--- begin Dataset extract ---

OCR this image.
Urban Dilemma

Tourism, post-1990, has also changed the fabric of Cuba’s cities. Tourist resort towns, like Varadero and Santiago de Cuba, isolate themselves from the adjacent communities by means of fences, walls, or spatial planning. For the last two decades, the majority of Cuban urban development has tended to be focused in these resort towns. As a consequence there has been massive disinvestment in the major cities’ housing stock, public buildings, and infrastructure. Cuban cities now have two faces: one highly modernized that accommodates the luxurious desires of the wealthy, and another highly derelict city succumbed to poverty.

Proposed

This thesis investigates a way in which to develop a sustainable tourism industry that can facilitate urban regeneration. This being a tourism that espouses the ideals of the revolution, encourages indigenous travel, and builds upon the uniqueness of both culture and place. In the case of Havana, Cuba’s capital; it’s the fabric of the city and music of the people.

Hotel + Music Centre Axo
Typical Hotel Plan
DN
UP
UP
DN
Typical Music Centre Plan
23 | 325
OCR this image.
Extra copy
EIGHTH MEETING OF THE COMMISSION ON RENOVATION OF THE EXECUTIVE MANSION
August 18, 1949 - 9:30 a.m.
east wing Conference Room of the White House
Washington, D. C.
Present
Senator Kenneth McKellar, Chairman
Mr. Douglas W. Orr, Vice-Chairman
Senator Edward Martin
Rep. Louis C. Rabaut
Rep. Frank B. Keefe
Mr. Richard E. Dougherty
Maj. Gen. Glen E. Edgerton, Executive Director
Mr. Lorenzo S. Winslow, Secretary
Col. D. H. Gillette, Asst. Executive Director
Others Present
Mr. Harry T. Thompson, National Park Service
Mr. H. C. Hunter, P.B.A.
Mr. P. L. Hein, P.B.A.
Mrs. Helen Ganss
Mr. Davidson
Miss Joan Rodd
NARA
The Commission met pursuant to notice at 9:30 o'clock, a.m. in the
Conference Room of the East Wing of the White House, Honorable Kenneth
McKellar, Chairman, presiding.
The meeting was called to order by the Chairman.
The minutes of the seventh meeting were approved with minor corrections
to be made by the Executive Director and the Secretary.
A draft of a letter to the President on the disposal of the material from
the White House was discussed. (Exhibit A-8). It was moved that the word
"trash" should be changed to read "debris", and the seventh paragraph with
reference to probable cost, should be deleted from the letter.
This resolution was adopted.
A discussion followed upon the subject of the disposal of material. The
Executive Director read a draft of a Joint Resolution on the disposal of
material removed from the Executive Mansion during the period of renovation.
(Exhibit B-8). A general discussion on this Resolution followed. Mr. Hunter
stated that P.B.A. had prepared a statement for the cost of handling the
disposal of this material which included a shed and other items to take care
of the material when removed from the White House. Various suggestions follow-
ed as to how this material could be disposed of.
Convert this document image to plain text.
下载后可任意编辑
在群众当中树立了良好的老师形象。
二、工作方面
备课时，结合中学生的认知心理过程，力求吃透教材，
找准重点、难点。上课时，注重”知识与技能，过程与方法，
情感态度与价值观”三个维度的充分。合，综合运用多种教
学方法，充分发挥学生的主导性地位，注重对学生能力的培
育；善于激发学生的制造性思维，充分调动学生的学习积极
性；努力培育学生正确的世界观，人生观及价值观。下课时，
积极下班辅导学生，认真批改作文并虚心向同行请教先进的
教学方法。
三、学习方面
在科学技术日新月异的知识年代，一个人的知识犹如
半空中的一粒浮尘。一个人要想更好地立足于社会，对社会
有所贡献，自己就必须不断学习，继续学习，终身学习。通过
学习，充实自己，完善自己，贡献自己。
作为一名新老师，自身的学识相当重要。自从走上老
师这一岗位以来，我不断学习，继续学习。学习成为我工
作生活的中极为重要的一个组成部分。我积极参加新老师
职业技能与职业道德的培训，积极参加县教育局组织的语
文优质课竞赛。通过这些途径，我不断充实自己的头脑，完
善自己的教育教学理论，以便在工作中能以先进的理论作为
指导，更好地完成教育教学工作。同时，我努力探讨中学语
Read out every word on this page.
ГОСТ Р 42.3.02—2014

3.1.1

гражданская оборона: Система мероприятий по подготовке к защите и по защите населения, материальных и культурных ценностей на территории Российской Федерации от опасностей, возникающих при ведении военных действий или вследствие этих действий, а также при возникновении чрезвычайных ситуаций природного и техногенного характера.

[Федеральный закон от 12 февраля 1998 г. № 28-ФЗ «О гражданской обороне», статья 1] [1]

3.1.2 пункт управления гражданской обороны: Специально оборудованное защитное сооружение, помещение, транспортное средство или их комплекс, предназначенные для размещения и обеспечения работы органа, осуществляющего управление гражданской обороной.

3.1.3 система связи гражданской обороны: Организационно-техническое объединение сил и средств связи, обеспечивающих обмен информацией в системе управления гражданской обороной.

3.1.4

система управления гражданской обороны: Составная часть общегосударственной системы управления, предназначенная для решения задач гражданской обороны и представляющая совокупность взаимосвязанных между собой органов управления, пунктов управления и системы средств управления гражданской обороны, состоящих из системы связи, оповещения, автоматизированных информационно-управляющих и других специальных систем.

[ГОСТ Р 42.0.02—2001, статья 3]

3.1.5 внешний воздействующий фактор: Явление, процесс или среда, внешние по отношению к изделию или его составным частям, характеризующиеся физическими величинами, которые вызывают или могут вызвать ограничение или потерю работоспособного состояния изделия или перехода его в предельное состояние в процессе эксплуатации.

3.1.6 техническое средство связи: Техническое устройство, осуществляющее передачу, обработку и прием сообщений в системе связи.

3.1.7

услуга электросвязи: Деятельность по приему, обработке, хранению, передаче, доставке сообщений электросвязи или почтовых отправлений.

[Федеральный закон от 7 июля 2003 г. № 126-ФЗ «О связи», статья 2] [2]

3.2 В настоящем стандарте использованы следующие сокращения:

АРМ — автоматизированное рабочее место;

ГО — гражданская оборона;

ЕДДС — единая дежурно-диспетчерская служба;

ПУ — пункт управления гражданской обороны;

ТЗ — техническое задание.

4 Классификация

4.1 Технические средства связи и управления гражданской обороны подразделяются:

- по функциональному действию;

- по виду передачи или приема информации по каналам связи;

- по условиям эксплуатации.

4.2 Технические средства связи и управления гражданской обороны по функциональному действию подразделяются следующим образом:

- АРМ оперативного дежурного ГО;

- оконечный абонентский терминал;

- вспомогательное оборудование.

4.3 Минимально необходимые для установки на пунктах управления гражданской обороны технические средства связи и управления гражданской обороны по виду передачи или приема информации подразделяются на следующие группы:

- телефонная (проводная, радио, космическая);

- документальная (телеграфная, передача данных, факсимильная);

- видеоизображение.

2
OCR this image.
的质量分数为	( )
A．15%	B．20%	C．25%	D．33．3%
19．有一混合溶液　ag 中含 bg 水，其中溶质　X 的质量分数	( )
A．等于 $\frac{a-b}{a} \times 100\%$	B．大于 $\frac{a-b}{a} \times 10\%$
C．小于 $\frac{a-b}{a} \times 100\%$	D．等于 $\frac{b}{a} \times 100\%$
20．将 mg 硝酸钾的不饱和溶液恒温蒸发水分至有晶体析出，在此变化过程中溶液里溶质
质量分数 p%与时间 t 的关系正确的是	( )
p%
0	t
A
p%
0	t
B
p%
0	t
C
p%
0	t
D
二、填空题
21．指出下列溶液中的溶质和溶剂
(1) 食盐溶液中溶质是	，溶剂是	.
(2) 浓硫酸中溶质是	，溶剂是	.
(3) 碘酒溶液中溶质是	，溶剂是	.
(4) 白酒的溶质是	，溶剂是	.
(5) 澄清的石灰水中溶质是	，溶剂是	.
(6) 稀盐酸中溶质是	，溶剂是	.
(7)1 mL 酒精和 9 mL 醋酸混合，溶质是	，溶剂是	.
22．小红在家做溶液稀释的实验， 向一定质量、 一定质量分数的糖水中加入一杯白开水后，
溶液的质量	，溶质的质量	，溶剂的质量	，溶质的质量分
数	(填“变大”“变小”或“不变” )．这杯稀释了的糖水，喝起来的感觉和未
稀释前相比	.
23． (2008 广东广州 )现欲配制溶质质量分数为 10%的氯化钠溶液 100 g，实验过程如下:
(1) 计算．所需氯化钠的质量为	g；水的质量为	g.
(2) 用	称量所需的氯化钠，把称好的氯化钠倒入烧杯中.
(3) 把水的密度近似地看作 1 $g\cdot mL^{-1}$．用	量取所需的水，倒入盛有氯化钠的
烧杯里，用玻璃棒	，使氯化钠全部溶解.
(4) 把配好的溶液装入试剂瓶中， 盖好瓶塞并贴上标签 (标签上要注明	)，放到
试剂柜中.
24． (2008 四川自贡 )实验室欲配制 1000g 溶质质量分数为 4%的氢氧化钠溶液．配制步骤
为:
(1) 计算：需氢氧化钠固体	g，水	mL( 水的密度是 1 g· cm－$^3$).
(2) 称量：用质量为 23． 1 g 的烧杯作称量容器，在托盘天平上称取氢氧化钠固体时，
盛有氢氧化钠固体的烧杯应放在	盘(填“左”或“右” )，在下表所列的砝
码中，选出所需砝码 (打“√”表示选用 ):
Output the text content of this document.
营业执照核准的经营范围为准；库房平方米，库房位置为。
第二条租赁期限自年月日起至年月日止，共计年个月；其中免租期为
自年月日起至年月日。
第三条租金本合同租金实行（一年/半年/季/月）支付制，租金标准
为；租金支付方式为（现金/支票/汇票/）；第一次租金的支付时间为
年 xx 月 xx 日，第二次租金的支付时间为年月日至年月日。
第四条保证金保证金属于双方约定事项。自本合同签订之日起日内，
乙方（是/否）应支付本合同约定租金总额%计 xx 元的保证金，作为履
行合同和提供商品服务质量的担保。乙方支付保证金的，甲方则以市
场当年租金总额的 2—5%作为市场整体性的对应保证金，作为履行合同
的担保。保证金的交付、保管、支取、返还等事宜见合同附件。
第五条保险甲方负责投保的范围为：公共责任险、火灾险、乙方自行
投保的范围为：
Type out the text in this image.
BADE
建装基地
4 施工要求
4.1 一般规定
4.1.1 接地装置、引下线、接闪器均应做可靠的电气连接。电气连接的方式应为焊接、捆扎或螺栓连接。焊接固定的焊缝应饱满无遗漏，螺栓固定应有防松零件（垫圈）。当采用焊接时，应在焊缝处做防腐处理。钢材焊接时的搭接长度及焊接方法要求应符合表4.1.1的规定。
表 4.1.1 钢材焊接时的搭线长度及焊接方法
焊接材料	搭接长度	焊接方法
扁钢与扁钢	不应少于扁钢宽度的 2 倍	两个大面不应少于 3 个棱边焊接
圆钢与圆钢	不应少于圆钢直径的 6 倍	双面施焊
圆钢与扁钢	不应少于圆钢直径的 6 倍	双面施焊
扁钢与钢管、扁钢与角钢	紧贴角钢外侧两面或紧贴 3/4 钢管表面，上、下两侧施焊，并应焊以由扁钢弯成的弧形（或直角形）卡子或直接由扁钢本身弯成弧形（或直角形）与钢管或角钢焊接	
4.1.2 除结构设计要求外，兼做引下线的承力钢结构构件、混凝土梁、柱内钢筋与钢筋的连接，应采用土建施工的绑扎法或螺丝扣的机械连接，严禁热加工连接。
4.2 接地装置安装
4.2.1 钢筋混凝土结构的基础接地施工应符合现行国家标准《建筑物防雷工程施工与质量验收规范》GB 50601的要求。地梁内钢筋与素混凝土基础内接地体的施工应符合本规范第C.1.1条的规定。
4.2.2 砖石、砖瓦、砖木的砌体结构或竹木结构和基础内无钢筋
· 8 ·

--- end Dataset extract ---

- [Work to be completed]: Identify how many lines in the entries above contain the word "Chairman" and provide only that figure.

- [Full answer]: 4